* BEGIN MATERIALS PROVIDED *

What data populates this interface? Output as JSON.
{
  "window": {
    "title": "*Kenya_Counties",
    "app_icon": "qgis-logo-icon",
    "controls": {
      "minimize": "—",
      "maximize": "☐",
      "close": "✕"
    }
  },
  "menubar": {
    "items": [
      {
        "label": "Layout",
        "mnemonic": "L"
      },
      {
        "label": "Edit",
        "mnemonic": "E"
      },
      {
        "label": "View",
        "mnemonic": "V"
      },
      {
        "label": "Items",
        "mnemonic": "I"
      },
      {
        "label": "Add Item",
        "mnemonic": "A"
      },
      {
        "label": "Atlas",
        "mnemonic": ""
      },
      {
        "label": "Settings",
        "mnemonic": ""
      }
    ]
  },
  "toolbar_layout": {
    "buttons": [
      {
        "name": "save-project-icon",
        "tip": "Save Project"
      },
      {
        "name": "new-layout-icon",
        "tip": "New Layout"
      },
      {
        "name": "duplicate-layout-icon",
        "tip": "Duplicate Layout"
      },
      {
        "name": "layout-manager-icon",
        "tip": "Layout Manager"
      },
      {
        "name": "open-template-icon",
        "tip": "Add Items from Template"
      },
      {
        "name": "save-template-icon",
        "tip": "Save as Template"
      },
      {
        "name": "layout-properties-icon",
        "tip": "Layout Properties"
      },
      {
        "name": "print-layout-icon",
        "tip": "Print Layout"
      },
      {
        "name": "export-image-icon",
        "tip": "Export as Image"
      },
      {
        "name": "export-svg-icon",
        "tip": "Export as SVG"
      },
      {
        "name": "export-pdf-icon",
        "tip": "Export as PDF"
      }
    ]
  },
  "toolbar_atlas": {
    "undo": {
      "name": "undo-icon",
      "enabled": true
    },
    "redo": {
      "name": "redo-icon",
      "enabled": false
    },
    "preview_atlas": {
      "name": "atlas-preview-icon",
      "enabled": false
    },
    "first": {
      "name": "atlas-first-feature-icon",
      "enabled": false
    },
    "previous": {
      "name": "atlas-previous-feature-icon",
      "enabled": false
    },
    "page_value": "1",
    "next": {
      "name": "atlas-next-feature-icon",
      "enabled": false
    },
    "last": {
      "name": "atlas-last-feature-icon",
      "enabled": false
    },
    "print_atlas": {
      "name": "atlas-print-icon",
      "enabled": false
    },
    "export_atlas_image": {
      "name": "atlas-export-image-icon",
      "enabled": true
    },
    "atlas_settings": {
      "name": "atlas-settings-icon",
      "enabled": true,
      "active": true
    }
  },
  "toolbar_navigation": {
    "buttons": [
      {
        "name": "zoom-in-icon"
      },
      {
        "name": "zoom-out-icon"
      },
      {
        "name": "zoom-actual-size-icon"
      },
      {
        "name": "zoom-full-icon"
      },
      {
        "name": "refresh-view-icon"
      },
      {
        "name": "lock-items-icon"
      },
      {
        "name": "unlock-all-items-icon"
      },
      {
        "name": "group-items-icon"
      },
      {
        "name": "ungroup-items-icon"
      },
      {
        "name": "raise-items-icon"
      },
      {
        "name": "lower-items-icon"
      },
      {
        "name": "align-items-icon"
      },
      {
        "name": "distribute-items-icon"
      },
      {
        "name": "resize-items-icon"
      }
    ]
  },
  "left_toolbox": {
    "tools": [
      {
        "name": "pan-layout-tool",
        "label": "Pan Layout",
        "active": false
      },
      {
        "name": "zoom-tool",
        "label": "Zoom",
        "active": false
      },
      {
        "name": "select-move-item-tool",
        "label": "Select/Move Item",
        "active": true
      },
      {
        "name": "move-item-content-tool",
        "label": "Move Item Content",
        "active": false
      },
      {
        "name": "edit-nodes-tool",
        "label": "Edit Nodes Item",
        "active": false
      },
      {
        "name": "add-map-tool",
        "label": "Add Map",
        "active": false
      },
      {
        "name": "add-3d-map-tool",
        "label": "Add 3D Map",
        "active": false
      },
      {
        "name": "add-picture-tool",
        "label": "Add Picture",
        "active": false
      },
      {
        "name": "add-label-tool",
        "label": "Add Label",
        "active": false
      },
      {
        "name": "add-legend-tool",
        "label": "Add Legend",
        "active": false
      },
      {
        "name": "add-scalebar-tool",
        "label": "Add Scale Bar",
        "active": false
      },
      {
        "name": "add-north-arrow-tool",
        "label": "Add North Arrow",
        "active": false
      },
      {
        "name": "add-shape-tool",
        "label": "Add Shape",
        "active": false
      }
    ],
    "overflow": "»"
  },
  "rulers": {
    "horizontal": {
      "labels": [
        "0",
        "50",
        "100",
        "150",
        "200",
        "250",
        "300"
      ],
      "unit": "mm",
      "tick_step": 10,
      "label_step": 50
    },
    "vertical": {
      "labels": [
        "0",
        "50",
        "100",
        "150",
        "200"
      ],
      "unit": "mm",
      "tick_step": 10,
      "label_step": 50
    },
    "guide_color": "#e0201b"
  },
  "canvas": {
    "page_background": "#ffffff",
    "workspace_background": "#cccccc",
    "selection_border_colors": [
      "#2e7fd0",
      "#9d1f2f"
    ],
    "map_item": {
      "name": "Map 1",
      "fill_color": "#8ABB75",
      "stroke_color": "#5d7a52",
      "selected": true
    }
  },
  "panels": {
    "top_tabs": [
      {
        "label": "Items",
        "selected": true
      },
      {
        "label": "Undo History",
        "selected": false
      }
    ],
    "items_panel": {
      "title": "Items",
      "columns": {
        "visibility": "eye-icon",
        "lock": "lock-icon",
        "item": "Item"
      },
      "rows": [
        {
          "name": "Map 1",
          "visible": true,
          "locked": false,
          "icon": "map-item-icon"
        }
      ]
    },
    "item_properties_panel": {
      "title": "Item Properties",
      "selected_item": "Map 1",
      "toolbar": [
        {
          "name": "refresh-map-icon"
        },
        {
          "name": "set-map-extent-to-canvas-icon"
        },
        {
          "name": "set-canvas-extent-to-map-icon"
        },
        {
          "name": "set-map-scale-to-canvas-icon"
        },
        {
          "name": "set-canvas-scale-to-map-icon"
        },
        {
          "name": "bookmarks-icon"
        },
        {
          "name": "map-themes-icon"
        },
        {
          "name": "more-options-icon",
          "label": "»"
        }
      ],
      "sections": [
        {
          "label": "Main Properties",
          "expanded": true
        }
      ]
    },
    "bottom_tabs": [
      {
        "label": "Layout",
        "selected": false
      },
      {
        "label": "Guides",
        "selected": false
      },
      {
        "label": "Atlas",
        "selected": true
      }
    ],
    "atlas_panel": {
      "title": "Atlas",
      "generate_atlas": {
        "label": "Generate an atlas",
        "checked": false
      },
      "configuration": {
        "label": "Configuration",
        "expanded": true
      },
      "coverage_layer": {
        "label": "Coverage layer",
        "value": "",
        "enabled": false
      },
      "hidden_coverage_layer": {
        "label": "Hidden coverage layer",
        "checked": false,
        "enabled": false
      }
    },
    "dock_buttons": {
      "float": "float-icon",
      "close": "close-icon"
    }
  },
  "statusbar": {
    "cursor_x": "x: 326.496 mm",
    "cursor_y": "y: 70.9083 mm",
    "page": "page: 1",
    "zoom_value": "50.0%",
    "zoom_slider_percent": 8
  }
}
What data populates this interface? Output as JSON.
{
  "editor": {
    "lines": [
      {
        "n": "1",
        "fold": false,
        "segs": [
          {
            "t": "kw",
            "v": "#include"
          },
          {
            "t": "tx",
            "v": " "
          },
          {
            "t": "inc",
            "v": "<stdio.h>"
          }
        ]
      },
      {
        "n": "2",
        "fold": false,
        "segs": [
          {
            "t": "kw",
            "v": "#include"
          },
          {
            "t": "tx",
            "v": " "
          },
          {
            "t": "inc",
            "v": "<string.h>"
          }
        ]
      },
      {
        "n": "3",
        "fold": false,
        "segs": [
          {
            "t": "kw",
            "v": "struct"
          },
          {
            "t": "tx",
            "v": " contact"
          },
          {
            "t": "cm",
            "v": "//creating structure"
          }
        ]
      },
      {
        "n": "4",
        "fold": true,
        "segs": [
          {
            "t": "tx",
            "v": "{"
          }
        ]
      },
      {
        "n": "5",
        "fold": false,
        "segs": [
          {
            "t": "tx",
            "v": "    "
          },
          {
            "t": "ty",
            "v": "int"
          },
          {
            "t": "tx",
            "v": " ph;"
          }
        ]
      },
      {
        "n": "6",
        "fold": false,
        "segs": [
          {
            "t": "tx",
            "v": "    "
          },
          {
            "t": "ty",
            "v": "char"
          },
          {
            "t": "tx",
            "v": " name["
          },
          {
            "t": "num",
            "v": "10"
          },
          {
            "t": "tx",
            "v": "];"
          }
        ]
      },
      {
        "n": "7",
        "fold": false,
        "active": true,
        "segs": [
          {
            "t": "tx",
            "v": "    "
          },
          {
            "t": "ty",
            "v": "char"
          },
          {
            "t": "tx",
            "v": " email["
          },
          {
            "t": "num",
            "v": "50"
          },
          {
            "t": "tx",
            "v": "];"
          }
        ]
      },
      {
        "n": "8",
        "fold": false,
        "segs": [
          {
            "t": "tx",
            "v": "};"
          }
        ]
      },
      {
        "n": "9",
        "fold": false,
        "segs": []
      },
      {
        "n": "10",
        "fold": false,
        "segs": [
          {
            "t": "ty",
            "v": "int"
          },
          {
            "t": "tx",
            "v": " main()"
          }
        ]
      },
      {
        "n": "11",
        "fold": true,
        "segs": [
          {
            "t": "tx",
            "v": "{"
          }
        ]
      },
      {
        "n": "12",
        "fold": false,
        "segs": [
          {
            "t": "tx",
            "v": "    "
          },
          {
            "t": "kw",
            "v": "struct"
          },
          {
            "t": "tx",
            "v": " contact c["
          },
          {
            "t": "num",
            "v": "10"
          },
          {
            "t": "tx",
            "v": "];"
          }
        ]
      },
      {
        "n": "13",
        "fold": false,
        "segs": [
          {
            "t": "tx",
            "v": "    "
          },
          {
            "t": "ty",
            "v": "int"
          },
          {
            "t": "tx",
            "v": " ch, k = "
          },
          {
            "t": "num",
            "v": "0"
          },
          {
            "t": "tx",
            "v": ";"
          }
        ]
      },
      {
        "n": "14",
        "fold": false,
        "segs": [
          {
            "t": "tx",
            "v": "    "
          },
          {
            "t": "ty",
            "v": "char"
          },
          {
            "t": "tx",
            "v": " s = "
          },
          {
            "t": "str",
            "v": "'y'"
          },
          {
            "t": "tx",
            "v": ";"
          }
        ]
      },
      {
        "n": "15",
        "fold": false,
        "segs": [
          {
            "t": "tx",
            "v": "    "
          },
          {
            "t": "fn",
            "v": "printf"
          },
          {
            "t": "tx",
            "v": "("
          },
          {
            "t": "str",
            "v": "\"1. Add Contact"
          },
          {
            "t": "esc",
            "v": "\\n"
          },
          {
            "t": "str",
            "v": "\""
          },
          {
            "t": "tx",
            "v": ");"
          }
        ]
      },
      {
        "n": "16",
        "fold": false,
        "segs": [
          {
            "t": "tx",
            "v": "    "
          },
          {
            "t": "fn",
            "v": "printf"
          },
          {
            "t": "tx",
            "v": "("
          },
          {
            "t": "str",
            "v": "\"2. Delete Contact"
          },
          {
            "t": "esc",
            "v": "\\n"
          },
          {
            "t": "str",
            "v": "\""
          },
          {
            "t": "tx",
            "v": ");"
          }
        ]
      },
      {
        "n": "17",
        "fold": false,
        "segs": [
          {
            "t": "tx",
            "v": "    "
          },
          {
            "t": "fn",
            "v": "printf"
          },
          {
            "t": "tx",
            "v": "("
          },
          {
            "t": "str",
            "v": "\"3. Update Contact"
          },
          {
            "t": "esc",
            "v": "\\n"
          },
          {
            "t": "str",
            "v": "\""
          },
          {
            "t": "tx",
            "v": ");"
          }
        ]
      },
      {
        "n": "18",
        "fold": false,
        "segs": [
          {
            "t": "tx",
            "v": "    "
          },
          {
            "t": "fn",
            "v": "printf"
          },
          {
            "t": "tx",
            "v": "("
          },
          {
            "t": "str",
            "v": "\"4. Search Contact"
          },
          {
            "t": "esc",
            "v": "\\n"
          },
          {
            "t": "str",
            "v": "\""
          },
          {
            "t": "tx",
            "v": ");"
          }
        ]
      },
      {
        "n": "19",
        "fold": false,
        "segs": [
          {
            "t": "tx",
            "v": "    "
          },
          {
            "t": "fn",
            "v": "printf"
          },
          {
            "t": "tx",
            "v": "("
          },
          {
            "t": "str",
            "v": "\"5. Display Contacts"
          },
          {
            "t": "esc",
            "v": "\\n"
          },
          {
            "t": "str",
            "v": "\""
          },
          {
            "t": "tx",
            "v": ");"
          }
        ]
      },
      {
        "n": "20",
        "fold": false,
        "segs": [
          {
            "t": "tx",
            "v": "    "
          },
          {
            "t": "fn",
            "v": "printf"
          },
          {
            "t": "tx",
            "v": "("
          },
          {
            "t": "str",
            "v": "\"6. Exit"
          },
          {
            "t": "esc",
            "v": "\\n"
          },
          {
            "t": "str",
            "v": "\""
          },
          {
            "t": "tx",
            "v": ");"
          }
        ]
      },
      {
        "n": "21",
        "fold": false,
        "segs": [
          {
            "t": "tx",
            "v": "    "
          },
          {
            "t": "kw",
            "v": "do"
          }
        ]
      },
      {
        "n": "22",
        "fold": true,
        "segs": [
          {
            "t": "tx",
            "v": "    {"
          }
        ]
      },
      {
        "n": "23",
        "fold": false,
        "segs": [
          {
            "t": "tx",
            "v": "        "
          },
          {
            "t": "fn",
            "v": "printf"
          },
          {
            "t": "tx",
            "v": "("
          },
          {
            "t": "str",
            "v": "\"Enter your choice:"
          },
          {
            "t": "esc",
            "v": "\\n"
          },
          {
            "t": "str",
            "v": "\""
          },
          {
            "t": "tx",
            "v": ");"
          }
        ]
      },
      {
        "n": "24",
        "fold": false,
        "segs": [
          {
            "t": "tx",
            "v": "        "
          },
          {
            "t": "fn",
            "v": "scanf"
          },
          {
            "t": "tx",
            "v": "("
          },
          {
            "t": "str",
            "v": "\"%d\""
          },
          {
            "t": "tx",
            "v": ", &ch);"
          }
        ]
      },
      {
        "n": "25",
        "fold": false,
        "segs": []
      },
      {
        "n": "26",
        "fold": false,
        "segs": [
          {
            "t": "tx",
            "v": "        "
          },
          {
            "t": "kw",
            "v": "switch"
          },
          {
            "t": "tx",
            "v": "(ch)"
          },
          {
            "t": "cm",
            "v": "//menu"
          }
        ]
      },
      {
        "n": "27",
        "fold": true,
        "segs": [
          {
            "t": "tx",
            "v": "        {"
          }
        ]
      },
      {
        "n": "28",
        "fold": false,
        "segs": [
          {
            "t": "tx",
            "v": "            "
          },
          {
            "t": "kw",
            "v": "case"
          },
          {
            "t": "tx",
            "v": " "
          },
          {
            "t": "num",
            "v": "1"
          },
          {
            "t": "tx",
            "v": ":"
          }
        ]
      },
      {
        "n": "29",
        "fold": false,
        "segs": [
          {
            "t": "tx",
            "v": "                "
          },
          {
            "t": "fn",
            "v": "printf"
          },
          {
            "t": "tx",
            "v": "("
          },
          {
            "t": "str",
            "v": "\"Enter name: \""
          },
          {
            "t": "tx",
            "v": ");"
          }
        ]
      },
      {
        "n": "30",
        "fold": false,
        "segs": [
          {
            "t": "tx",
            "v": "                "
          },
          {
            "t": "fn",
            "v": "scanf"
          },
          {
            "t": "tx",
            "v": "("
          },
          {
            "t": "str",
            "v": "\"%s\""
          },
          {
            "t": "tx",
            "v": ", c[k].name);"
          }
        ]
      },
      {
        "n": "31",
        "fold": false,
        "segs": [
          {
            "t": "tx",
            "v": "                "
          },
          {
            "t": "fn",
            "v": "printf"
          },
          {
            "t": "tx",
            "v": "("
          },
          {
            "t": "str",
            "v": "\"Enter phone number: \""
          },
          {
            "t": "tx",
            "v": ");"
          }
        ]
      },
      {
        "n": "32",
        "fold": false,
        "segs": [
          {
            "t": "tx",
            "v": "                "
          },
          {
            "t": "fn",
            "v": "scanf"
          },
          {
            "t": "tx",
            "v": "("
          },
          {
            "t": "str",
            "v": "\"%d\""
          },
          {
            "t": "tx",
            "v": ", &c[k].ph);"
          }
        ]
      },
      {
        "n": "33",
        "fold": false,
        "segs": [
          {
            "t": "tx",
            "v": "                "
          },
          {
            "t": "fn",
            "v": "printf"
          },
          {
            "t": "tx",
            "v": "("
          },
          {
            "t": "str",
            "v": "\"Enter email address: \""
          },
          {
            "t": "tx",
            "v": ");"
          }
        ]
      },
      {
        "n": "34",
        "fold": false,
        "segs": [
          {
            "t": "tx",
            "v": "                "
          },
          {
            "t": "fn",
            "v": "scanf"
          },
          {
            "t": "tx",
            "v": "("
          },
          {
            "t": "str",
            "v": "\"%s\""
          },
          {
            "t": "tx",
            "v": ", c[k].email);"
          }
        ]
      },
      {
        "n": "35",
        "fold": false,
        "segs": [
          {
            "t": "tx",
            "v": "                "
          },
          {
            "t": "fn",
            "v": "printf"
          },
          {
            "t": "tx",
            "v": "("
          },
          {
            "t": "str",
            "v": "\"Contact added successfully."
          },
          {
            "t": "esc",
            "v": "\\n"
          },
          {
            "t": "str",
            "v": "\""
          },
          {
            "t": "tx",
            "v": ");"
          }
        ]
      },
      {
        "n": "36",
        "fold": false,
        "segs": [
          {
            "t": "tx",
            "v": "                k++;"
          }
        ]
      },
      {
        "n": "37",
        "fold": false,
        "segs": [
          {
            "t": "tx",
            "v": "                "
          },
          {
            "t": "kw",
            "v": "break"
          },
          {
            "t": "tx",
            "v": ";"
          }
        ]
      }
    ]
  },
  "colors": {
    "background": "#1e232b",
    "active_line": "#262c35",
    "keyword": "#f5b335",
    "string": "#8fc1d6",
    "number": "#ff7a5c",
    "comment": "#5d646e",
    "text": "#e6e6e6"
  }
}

* END MATERIALS PROVIDED *

▶ TASK TO CARRY OUT
Give the number of lines above that hold the word "previous", and nothing more.

▶ SOLUTION
2